Reproduce each record below exactly as written.

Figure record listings

══════════

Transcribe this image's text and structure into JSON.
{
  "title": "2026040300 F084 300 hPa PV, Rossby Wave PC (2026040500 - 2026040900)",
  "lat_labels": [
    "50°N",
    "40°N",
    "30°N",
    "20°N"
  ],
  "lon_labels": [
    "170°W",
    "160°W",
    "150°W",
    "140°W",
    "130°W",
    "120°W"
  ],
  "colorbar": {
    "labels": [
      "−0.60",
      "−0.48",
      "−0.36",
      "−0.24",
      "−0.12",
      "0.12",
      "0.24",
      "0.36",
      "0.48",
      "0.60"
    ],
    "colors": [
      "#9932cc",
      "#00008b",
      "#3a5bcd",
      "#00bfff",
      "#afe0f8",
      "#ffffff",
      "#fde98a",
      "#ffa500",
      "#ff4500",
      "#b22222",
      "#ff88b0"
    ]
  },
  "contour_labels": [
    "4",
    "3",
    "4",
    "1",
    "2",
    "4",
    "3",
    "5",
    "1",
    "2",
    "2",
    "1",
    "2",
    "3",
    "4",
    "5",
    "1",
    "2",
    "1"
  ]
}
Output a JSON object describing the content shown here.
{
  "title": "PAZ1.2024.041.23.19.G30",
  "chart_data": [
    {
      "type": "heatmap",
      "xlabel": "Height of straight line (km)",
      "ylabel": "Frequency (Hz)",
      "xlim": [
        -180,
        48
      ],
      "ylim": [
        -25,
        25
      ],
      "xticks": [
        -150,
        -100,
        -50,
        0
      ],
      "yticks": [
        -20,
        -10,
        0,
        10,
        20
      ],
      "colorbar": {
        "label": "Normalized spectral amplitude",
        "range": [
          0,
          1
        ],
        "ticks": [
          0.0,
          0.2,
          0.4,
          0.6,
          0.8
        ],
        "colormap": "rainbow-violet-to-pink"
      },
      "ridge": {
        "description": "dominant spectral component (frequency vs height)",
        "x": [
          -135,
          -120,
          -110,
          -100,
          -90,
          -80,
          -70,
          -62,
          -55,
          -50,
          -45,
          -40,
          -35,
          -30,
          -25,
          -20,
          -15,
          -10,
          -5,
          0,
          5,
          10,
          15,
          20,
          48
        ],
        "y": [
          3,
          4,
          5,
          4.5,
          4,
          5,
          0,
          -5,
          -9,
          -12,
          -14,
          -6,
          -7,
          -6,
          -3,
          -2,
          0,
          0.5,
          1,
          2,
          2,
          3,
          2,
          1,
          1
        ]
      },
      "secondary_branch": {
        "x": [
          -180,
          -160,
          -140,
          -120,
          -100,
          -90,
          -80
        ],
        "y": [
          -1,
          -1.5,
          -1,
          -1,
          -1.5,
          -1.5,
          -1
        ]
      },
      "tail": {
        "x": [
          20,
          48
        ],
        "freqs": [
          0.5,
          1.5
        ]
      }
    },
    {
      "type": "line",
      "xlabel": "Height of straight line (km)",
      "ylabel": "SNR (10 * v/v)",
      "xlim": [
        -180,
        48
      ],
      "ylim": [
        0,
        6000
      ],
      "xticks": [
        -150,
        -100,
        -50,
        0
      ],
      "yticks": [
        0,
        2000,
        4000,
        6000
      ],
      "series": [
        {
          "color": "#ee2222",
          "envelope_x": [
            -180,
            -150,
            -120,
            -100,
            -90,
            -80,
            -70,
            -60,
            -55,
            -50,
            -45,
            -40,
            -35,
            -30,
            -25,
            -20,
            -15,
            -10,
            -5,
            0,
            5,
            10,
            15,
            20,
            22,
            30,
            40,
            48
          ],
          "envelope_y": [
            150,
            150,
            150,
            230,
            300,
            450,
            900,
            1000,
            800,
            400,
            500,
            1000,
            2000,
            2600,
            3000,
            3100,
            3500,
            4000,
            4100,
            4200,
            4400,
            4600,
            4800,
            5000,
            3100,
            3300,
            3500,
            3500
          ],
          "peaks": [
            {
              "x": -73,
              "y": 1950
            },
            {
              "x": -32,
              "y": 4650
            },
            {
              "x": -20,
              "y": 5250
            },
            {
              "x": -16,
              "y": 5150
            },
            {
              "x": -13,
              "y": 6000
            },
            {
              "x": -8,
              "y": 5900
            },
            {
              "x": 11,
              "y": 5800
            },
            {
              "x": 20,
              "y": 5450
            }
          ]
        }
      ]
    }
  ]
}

══════════

▸ Exercise answer:
Transcribe this image's text and structure into JSON.
{
  "title": "2026040300 F084 300 hPa PV, Rossby Wave PC (2026040500 - 2026040900)",
  "lat_labels": [
    "50°N",
    "40°N",
    "30°N",
    "20°N"
  ],
  "lon_labels": [
    "170°W",
    "160°W",
    "150°W",
    "140°W",
    "130°W",
    "120°W"
  ],
  "colorbar": {
    "labels": [
      "−0.60",
      "−0.48",
      "−0.36",
      "−0.24",
      "−0.12",
      "0.12",
      "0.24",
      "0.36",
      "0.48",
      "0.60"
    ],
    "colors": [
      "#9932cc",
      "#00008b",
      "#3a5bcd",
      "#00bfff",
      "#afe0f8",
      "#ffffff",
      "#fde98a",
      "#ffa500",
      "#ff4500",
      "#b22222",
      "#ff88b0"
    ]
  },
  "contour_labels": [
    "4",
    "3",
    "4",
    "1",
    "2",
    "4",
    "3",
    "5",
    "1",
    "2",
    "2",
    "1",
    "2",
    "3",
    "4",
    "5",
    "1",
    "2",
    "1"
  ]
}
Output a JSON object describing the content shown here.
{
  "title": "PAZ1.2024.041.23.19.G30",
  "chart_data": [
    {
      "type": "heatmap",
      "xlabel": "Height of straight line (km)",
      "ylabel": "Frequency (Hz)",
      "xlim": [
        -180,
        48
      ],
      "ylim": [
        -25,
        25
      ],
      "xticks": [
        -150,
        -100,
        -50,
        0
      ],
      "yticks": [
        -20,
        -10,
        0,
        10,
        20
      ],
      "colorbar": {
        "label": "Normalized spectral amplitude",
        "range": [
          0,
          1
        ],
        "ticks": [
          0.0,
          0.2,
          0.4,
          0.6,
          0.8
        ],
        "colormap": "rainbow-violet-to-pink"
      },
      "ridge": {
        "description": "dominant spectral component (frequency vs height)",
        "x": [
          -135,
          -120,
          -110,
          -100,
          -90,
          -80,
          -70,
          -62,
          -55,
          -50,
          -45,
          -40,
          -35,
          -30,
          -25,
          -20,
          -15,
          -10,
          -5,
          0,
          5,
          10,
          15,
          20,
          48
        ],
        "y": [
          3,
          4,
          5,
          4.5,
          4,
          5,
          0,
          -5,
          -9,
          -12,
          -14,
          -6,
          -7,
          -6,
          -3,
          -2,
          0,
          0.5,
          1,
          2,
          2,
          3,
          2,
          1,
          1
        ]
      },
      "secondary_branch": {
        "x": [
          -180,
          -160,
          -140,
          -120,
          -100,
          -90,
          -80
        ],
        "y": [
          -1,
          -1.5,
          -1,
          -1,
          -1.5,
          -1.5,
          -1
        ]
      },
      "tail": {
        "x": [
          20,
          48
        ],
        "freqs": [
          0.5,
          1.5
        ]
      }
    },
    {
      "type": "line",
      "xlabel": "Height of straight line (km)",
      "ylabel": "SNR (10 * v/v)",
      "xlim": [
        -180,
        48
      ],
      "ylim": [
        0,
        6000
      ],
      "xticks": [
        -150,
        -100,
        -50,
        0
      ],
      "yticks": [
        0,
        2000,
        4000,
        6000
      ],
      "series": [
        {
          "color": "#ee2222",
          "envelope_x": [
            -180,
            -150,
            -120,
            -100,
            -90,
            -80,
            -70,
            -60,
            -55,
            -50,
            -45,
            -40,
            -35,
            -30,
            -25,
            -20,
            -15,
            -10,
            -5,
            0,
            5,
            10,
            15,
            20,
            22,
            30,
            40,
            48
          ],
          "envelope_y": [
            150,
            150,
            150,
            230,
            300,
            450,
            900,
            1000,
            800,
            400,
            500,
            1000,
            2000,
            2600,
            3000,
            3100,
            3500,
            4000,
            4100,
            4200,
            4400,
            4600,
            4800,
            5000,
            3100,
            3300,
            3500,
            3500
          ],
          "peaks": [
            {
              "x": -73,
              "y": 1950
            },
            {
              "x": -32,
              "y": 4650
            },
            {
              "x": -20,
              "y": 5250
            },
            {
              "x": -16,
              "y": 5150
            },
            {
              "x": -13,
              "y": 6000
            },
            {
              "x": -8,
              "y": 5900
            },
            {
              "x": 11,
              "y": 5800
            },
            {
              "x": 20,
              "y": 5450
            }
          ]
        }
      ]
    }
  ]
}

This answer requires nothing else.